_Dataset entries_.
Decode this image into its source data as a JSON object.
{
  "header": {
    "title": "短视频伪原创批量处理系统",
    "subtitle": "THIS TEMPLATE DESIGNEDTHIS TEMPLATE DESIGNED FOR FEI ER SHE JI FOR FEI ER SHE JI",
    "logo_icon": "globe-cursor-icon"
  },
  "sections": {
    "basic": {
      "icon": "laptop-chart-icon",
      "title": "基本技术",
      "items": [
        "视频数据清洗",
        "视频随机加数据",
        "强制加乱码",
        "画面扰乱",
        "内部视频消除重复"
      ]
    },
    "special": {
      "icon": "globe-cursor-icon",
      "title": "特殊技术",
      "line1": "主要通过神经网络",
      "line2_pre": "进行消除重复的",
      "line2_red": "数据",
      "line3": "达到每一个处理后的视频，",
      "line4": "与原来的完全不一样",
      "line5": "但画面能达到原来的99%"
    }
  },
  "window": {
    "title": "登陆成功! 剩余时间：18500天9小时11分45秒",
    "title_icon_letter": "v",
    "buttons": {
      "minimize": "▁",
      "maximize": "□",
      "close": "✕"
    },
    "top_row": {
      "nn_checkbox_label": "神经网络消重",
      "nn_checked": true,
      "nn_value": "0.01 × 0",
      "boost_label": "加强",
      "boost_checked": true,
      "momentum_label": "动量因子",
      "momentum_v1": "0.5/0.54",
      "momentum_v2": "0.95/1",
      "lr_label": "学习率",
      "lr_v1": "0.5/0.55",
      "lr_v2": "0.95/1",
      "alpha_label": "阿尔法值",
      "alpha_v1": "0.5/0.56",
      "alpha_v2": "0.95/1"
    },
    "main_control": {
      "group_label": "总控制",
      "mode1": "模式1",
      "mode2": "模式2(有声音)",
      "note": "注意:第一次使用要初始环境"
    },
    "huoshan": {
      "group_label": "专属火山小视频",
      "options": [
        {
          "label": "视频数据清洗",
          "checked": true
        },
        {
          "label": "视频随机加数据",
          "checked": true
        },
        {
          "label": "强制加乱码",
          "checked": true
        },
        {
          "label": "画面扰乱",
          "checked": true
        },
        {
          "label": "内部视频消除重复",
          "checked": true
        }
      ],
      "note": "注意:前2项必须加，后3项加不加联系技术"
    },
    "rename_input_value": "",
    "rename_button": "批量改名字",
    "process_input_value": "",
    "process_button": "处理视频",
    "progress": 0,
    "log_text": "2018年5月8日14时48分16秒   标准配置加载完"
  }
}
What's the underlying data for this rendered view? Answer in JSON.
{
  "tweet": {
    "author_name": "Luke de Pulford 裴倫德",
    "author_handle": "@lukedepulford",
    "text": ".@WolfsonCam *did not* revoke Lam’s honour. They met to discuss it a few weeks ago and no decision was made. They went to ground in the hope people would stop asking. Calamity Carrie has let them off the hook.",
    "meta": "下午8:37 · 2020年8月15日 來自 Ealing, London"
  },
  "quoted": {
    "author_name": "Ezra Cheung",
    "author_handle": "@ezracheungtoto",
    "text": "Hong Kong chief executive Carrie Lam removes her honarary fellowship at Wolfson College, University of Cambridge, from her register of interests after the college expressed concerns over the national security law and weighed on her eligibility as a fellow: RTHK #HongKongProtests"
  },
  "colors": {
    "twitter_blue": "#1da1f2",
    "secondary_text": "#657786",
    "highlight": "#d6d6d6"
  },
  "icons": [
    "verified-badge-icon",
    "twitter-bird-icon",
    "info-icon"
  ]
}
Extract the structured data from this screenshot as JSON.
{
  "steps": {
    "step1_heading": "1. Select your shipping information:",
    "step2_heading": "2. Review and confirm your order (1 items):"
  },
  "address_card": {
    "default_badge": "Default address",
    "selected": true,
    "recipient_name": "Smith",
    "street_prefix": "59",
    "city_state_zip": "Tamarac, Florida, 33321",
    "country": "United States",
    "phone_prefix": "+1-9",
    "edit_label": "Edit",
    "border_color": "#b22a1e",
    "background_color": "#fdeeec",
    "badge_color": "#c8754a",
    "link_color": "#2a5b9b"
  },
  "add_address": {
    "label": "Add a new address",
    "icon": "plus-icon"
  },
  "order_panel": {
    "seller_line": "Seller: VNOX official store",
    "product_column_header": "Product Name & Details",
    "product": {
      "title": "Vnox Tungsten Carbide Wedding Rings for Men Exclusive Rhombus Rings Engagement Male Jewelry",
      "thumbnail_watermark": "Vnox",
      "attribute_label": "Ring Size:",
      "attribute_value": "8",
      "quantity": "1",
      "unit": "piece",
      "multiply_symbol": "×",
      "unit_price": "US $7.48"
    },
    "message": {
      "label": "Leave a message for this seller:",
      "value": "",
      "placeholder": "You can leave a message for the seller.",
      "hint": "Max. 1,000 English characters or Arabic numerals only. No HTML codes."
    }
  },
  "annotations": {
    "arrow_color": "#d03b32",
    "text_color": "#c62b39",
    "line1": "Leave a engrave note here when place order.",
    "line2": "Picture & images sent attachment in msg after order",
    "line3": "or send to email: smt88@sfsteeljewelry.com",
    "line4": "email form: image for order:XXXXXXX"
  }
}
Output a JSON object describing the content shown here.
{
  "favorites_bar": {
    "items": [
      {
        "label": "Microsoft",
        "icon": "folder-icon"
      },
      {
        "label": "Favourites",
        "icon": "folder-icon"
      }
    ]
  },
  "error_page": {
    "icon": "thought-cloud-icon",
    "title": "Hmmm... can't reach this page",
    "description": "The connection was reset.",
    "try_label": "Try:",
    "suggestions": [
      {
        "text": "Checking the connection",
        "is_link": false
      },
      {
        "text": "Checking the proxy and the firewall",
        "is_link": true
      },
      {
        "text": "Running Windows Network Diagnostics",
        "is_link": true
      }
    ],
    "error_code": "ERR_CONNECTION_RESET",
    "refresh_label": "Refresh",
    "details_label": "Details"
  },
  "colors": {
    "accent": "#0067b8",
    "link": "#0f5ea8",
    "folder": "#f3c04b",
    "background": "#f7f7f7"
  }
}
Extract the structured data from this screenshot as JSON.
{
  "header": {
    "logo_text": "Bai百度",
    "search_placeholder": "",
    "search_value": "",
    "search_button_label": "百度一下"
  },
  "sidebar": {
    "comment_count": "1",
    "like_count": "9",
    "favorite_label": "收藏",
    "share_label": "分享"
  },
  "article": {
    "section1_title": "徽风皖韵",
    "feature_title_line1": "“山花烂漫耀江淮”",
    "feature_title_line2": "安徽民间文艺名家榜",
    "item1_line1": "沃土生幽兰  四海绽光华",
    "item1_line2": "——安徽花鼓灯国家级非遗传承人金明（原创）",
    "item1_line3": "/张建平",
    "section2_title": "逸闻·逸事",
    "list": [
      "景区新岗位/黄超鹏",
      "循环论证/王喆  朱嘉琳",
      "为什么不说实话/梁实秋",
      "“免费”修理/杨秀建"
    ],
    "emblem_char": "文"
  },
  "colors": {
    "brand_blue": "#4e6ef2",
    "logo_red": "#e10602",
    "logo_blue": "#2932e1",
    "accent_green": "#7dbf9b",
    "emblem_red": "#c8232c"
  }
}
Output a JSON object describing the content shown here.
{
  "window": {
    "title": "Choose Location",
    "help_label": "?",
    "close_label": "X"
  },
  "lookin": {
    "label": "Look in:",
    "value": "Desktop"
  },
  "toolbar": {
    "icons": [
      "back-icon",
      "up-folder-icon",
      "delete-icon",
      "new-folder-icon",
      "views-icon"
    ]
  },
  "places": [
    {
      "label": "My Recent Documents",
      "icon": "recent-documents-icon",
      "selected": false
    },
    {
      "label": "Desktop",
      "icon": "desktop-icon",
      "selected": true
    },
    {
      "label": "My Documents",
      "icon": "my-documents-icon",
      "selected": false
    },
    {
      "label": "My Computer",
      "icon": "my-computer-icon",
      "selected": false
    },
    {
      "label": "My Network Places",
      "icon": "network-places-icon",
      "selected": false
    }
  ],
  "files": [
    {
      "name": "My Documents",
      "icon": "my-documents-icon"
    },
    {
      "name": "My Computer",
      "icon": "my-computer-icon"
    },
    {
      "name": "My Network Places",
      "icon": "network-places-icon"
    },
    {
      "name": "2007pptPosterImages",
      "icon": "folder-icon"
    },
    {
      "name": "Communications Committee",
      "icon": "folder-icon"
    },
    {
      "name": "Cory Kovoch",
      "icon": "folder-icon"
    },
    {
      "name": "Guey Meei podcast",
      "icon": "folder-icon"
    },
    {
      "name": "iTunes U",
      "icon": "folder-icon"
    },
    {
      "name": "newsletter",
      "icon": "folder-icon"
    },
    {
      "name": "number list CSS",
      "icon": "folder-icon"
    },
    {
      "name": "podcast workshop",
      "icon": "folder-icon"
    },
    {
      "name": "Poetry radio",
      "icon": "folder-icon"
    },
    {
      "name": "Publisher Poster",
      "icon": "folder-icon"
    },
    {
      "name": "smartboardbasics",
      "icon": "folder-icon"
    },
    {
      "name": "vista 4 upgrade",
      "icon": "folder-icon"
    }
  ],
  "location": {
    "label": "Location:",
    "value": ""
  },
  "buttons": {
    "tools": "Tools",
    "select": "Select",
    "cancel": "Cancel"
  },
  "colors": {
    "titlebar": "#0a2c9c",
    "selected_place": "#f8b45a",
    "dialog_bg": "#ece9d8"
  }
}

_YOUR INSTRUCTIONS_.
How many lines in the listing above contain the string "Checking"? Answer with the number only.

_TASK OUTPUT_.
2